- [What to produce]
Where the string "content" occurs in the material below, report the whole line.

- [Material provided]
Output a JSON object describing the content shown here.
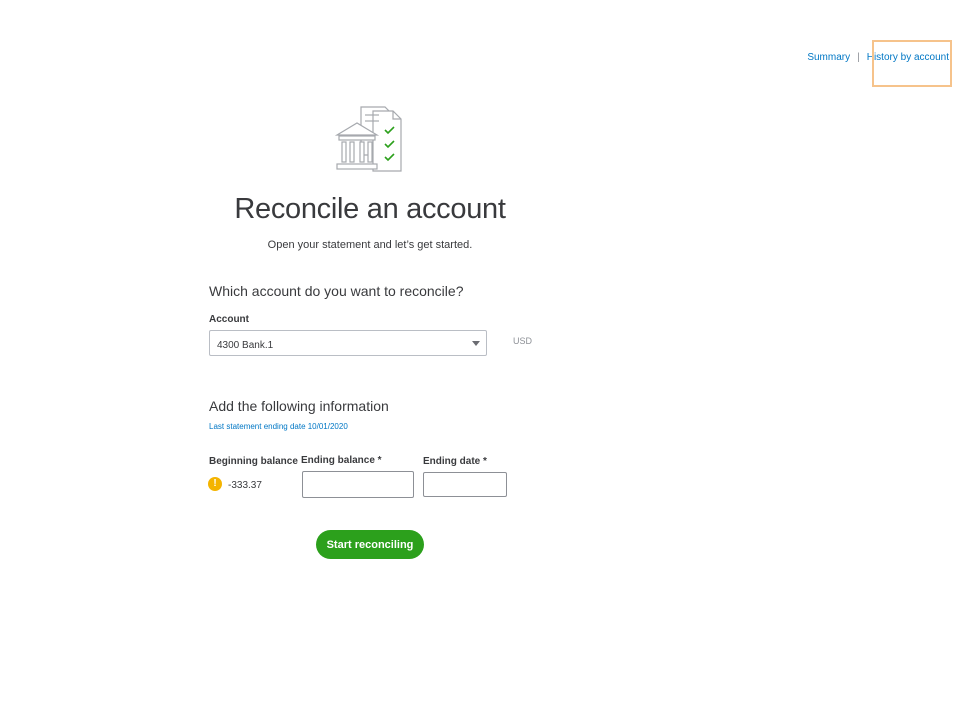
{
  "top_nav": {
    "summary_label": "Summary",
    "separator": "|",
    "history_label": "History by account"
  },
  "hero": {
    "icon": "bank-statement-checklist-icon",
    "title": "Reconcile an account",
    "subtitle": "Open your statement and let’s get started."
  },
  "account_section": {
    "question": "Which account do you want to reconcile?",
    "account_label": "Account",
    "account_value": "4300 Bank.1",
    "currency": "USD"
  },
  "info_section": {
    "heading": "Add the following information",
    "last_statement": "Last statement ending date 10/01/2020",
    "beginning_balance_label": "Beginning balance",
    "beginning_balance_value": "-333.37",
    "warning_icon": "warning-icon",
    "ending_balance_label": "Ending balance *",
    "ending_balance_value": "",
    "ending_date_label": "Ending date *",
    "ending_date_value": ""
  },
  "actions": {
    "start_label": "Start reconciling"
  },
  "colors": {
    "link": "#0077c5",
    "primary_button": "#2ca01c",
    "check": "#2ca01c",
    "warning": "#f4b400",
    "highlight": "#f6c38b"
  }
}
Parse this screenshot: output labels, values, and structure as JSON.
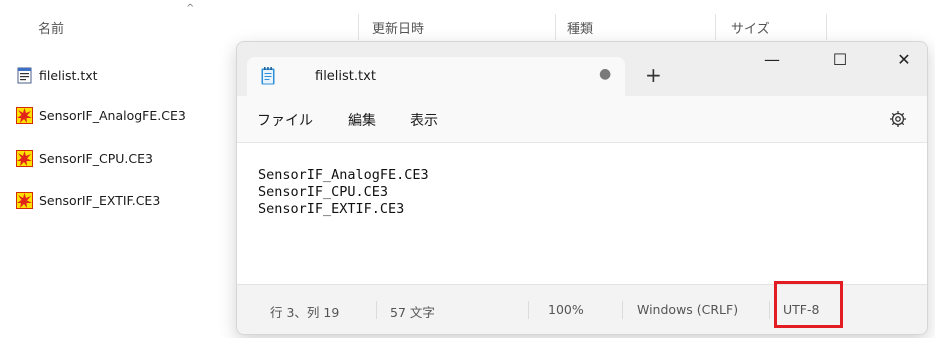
{
  "explorer": {
    "columns": {
      "name": "名前",
      "modified": "更新日時",
      "type": "種類",
      "size": "サイズ"
    },
    "files": [
      {
        "name": "filelist.txt",
        "icon": "text-file-icon"
      },
      {
        "name": "SensorIF_AnalogFE.CE3",
        "icon": "ce3-file-icon"
      },
      {
        "name": "SensorIF_CPU.CE3",
        "icon": "ce3-file-icon"
      },
      {
        "name": "SensorIF_EXTIF.CE3",
        "icon": "ce3-file-icon"
      }
    ]
  },
  "notepad": {
    "tab": {
      "title": "filelist.txt",
      "unsaved_marker": "●",
      "new_tab": "+"
    },
    "window_controls": {
      "minimize": "—",
      "maximize": "☐",
      "close": "✕"
    },
    "menu": {
      "file": "ファイル",
      "edit": "編集",
      "view": "表示"
    },
    "content": "SensorIF_AnalogFE.CE3\nSensorIF_CPU.CE3\nSensorIF_EXTIF.CE3",
    "status": {
      "position": "行 3、列 19",
      "char_count": "57 文字",
      "zoom": "100%",
      "line_ending": "Windows (CRLF)",
      "encoding": "UTF-8"
    },
    "highlight_color": "#e31b23"
  }
}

- [Expected answer]
Output a JSON object describing the content shown here.
    "content": "SensorIF_AnalogFE.CE3\nSensorIF_CPU.CE3\nSensorIF_EXTIF.CE3",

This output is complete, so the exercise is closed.